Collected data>
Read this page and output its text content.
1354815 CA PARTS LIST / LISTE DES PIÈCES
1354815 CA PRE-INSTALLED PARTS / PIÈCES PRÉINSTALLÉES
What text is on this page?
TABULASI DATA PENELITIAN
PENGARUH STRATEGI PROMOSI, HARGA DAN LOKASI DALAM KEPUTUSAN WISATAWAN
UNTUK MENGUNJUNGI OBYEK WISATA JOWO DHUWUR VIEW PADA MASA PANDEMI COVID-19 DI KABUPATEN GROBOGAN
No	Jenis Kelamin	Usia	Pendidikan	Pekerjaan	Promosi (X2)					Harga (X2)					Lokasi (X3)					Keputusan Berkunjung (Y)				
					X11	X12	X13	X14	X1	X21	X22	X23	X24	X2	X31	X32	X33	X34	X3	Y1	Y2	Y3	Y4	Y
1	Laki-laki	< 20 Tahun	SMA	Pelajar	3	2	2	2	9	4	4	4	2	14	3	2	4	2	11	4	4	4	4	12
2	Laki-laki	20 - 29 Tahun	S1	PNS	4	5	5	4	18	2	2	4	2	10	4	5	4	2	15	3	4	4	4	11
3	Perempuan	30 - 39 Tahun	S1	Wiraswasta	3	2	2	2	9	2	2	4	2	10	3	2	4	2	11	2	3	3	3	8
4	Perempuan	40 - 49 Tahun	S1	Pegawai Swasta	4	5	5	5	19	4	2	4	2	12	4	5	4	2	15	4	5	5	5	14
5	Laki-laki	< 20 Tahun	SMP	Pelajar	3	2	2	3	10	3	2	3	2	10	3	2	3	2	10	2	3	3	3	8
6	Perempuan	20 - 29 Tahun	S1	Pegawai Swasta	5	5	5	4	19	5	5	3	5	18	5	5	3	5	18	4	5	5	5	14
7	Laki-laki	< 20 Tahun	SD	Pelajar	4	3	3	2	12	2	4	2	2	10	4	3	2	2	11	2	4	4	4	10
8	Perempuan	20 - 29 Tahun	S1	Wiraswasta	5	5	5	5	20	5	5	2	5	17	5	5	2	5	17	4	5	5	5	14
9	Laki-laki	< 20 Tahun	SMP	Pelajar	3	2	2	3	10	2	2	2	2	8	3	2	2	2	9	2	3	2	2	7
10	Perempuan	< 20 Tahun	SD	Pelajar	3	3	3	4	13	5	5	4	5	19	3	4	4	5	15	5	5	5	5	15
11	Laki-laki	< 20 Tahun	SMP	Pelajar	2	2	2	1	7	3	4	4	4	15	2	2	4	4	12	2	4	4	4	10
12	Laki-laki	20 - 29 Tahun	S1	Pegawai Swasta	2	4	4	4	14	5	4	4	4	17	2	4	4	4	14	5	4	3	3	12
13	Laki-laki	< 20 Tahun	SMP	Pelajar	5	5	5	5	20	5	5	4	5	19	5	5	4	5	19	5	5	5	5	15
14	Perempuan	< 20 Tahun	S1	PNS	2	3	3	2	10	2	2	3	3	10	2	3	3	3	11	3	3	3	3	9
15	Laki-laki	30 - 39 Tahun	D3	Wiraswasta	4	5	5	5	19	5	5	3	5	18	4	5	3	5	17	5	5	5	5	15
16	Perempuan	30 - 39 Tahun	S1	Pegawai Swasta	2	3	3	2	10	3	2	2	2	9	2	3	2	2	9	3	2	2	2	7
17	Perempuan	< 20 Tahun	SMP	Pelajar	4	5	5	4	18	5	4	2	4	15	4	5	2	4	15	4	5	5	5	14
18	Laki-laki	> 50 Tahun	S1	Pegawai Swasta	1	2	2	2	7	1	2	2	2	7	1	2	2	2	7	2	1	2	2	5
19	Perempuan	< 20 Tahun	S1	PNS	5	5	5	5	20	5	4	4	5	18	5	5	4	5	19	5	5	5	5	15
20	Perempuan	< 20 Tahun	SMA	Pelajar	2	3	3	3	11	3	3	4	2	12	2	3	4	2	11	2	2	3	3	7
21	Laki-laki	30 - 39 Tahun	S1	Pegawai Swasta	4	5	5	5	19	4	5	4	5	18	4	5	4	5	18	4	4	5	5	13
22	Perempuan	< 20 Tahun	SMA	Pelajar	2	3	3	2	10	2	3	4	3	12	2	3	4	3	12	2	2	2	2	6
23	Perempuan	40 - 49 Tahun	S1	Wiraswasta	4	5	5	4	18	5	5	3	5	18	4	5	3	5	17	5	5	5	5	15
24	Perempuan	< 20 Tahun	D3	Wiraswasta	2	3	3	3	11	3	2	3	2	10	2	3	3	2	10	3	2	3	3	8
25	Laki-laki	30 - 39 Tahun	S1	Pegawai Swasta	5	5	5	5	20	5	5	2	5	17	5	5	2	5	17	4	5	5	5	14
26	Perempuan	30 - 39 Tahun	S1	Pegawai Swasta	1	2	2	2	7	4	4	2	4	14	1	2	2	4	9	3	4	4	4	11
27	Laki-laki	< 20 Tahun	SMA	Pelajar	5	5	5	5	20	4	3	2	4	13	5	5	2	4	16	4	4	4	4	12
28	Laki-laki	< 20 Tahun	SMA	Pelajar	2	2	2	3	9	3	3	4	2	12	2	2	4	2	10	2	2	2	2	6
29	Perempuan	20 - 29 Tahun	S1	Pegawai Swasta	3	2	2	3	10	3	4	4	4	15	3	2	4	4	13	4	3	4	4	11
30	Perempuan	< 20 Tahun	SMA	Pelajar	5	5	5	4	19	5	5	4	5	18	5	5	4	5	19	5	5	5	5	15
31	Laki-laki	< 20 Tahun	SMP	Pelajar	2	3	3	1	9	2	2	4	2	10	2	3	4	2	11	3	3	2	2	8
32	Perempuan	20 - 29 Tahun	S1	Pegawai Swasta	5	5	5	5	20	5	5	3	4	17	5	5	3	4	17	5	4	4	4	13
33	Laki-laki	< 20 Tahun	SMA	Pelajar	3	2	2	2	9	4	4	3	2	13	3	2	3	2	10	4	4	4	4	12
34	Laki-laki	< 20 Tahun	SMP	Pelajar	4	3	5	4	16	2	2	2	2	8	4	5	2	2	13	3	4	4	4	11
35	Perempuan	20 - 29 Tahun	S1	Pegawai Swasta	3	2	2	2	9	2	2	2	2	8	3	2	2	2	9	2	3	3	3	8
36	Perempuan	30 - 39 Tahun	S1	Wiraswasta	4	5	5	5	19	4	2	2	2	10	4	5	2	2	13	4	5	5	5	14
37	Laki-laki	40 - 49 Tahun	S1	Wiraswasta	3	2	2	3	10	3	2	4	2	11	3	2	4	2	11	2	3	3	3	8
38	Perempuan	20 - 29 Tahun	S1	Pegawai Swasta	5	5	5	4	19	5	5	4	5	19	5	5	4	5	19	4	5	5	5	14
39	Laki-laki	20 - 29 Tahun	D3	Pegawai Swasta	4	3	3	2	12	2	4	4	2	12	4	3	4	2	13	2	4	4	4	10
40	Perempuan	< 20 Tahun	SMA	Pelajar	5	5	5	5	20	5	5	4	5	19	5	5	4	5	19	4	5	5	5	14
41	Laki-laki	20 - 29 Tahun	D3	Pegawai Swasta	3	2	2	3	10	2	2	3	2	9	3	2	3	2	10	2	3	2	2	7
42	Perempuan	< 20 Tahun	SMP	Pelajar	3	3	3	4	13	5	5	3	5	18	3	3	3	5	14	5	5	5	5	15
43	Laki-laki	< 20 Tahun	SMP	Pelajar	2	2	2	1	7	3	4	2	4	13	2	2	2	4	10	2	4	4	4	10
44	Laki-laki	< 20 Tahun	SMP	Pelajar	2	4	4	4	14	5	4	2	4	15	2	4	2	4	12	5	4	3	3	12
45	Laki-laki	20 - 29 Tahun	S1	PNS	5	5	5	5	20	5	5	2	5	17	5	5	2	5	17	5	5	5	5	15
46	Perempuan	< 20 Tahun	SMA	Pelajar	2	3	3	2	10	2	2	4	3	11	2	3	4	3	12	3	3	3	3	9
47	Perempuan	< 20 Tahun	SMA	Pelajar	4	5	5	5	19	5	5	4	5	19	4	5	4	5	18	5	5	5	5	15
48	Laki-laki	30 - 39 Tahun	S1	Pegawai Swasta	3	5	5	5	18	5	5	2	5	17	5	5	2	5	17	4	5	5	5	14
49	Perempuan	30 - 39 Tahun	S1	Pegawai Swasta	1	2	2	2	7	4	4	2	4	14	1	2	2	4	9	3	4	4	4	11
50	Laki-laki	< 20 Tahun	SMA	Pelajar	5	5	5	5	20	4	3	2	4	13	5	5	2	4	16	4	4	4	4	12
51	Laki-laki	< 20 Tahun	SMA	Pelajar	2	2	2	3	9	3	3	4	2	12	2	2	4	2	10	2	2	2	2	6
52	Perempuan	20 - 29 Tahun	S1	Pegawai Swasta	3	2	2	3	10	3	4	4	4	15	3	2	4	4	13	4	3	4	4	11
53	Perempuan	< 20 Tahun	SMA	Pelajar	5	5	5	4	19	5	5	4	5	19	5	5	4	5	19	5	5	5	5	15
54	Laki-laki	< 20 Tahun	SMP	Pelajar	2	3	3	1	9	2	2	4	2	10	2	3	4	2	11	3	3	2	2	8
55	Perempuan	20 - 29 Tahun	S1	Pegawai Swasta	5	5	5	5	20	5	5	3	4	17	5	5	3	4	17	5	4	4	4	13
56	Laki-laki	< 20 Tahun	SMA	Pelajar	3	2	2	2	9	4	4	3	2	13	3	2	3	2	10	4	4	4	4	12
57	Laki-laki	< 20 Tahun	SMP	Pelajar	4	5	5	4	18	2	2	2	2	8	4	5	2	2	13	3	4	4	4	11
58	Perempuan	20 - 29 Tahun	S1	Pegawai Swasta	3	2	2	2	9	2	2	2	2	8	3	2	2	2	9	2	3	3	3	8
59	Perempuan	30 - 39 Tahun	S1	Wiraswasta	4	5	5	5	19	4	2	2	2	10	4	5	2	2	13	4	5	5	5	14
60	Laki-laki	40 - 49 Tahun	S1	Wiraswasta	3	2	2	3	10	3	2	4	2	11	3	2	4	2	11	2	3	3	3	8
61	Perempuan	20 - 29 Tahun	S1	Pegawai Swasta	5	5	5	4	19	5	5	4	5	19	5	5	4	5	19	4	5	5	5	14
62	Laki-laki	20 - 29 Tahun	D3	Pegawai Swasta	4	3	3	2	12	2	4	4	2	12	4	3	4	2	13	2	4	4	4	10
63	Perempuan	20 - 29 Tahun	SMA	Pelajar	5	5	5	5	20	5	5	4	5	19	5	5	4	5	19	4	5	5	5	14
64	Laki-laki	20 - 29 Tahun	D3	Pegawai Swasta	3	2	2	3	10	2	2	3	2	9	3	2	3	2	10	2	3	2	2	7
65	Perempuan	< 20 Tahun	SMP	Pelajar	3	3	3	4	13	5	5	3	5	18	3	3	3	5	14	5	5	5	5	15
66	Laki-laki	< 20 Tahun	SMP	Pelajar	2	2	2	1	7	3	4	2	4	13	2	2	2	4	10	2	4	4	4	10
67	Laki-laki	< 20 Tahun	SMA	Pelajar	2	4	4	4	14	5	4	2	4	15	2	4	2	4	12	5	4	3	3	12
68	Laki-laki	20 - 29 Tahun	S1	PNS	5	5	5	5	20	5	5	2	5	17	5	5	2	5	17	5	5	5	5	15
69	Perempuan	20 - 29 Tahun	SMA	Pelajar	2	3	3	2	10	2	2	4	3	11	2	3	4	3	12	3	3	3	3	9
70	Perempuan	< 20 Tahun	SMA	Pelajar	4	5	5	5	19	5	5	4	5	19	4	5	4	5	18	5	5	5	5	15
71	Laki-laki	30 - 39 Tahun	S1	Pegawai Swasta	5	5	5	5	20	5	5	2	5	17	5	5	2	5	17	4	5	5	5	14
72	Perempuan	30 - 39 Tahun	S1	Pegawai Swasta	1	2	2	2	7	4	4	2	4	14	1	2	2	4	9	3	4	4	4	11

Short exercise> Read through the lines above and collect those that contain the string "this".

Answer in full>
Read this page and output its text content.
What text is on this page?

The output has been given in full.